_THE TASK_.
Scan the data below. Pull out each line where "text" occurs.

——————

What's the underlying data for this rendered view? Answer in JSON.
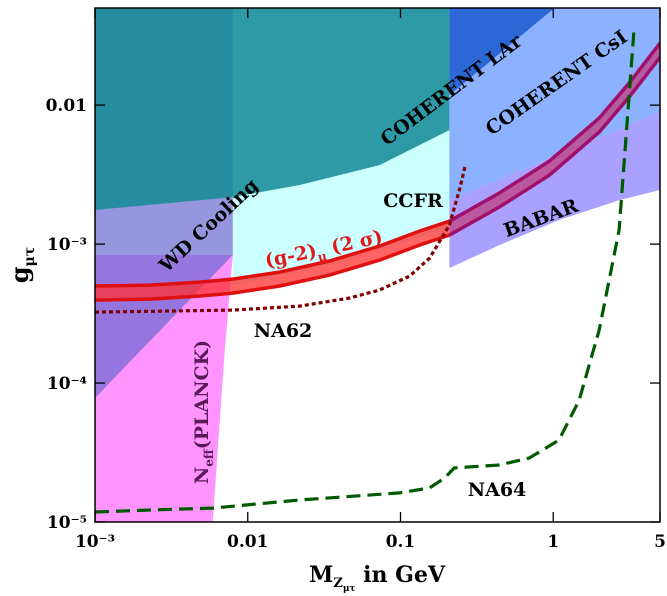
{
  "chart_data": {
    "type": "exclusion",
    "xlabel": [
      "M",
      "Z",
      "μτ",
      " in GeV"
    ],
    "ylabel": [
      "g",
      "μτ"
    ],
    "xscale": "log",
    "yscale": "log",
    "xlim": [
      0.001,
      5
    ],
    "ylim": [
      1e-05,
      0.05
    ],
    "xticks": [
      {
        "value": 0.001,
        "label": "10⁻³"
      },
      0.01,
      0.1,
      1,
      5
    ],
    "yticks": [
      {
        "value": 1e-05,
        "label": "10⁻⁵"
      },
      {
        "value": 0.0001,
        "label": "10⁻⁴"
      },
      {
        "value": 0.001,
        "label": "10⁻³"
      },
      0.01
    ],
    "regions": [
      {
        "color": "#ccffff",
        "opacity": 1,
        "x": [
          0.00798,
          0.209,
          0.209,
          0.0343,
          0.00798
        ],
        "y": [
          0.05,
          0.05,
          0.0013,
          0.0007,
          0.0005
        ]
      },
      {
        "color": "#ff70ff",
        "opacity": 0.75,
        "x": [
          0.001,
          0.00798,
          0.00708,
          0.0059,
          0.001
        ],
        "y": [
          0.000834,
          0.000834,
          0.000173,
          1e-05,
          1e-05
        ]
      },
      {
        "color": "#6a6ad0",
        "opacity": 0.7,
        "x": [
          0.001,
          0.00798,
          0.00798,
          0.001
        ],
        "y": [
          0.05,
          0.05,
          0.000834,
          7.8e-05
        ]
      },
      {
        "color": "#178c98",
        "opacity": 0.88,
        "x": [
          0.001,
          0.209,
          0.209,
          0.073,
          0.0219,
          0.00798,
          0.001
        ],
        "y": [
          0.05,
          0.05,
          0.00661,
          0.0037,
          0.00266,
          0.00218,
          0.00176
        ]
      },
      {
        "color": "#aaa0ff",
        "opacity": 1,
        "x": [
          0.209,
          0.209,
          5,
          5,
          2.7,
          1.09,
          0.444
        ],
        "y": [
          0.000672,
          0.00207,
          0.00891,
          0.00245,
          0.00207,
          0.00149,
          0.000984
        ]
      },
      {
        "color": "#7fa8ff",
        "opacity": 0.9,
        "x": [
          0.209,
          5,
          5,
          0.209
        ],
        "y": [
          0.05,
          0.05,
          0.00891,
          0.00207
        ]
      },
      {
        "color": "#2060d0",
        "opacity": 0.9,
        "x": [
          0.209,
          1.02,
          0.209
        ],
        "y": [
          0.05,
          0.05,
          0.0118
        ]
      }
    ],
    "bands": [
      {
        "color": "#ff3030",
        "edge": "#e01010",
        "x": [
          0.001,
          0.00229,
          0.00485,
          0.00798,
          0.0162,
          0.0343,
          0.073,
          0.133,
          0.209
        ],
        "upper": [
          0.000499,
          0.000507,
          0.000533,
          0.00056,
          0.000629,
          0.000755,
          0.000968,
          0.00124,
          0.00146
        ],
        "lower": [
          0.000395,
          0.000402,
          0.000423,
          0.000444,
          0.000499,
          0.000598,
          0.000767,
          0.000984,
          0.00116
        ]
      },
      {
        "color": "#c04080",
        "edge": "#a0106a",
        "x": [
          0.209,
          0.444,
          0.942,
          2.0,
          3.14,
          5
        ],
        "upper": [
          0.00146,
          0.00233,
          0.00395,
          0.00806,
          0.0144,
          0.0279
        ],
        "lower": [
          0.00116,
          0.00185,
          0.00313,
          0.0064,
          0.0114,
          0.0221
        ]
      }
    ],
    "curves": [
      {
        "color": "#800000",
        "style": "dotted",
        "x": [
          0.001,
          0.00798,
          0.0219,
          0.0465,
          0.073,
          0.115,
          0.155,
          0.209,
          0.243,
          0.266
        ],
        "y": [
          0.000324,
          0.000335,
          0.000358,
          0.000409,
          0.000467,
          0.000589,
          0.000793,
          0.00137,
          0.00245,
          0.0037
        ]
      },
      {
        "color": "#005a00",
        "style": "dashed",
        "x": [
          0.001,
          0.00229,
          0.0059,
          0.0219,
          0.0984,
          0.155,
          0.194,
          0.225,
          0.444,
          0.697,
          1.09,
          1.48,
          2.0,
          2.7,
          3.38
        ],
        "y": [
          1.18e-05,
          1.22e-05,
          1.26e-05,
          1.44e-05,
          1.62e-05,
          1.76e-05,
          2.07e-05,
          2.45e-05,
          2.57e-05,
          2.89e-05,
          3.89e-05,
          7.54e-05,
          0.000241,
          0.00126,
          0.0347
        ]
      }
    ],
    "annotations": [
      {
        "text": "WD Cooling"
      },
      {
        "text": "COHERENT LAr"
      },
      {
        "text": "COHERENT CsI"
      },
      {
        "text": "CCFR"
      },
      {
        "text": "BABAR"
      },
      {
        "parts": [
          "(g-2)",
          "μ",
          " (2 σ)"
        ]
      },
      {
        "text": "NA62"
      },
      {
        "text": "NA64"
      },
      {
        "parts": [
          "N",
          "eff",
          "(PLANCK)"
        ]
      }
    ]
  }
}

——————

_ANSWER TO THE EXERCISE_.
        "text": "WD Cooling"
        "text": "COHERENT LAr"
        "text": "COHERENT CsI"
        "text": "CCFR"
        "text": "BABAR"
        "text": "NA62"
        "text": "NA64"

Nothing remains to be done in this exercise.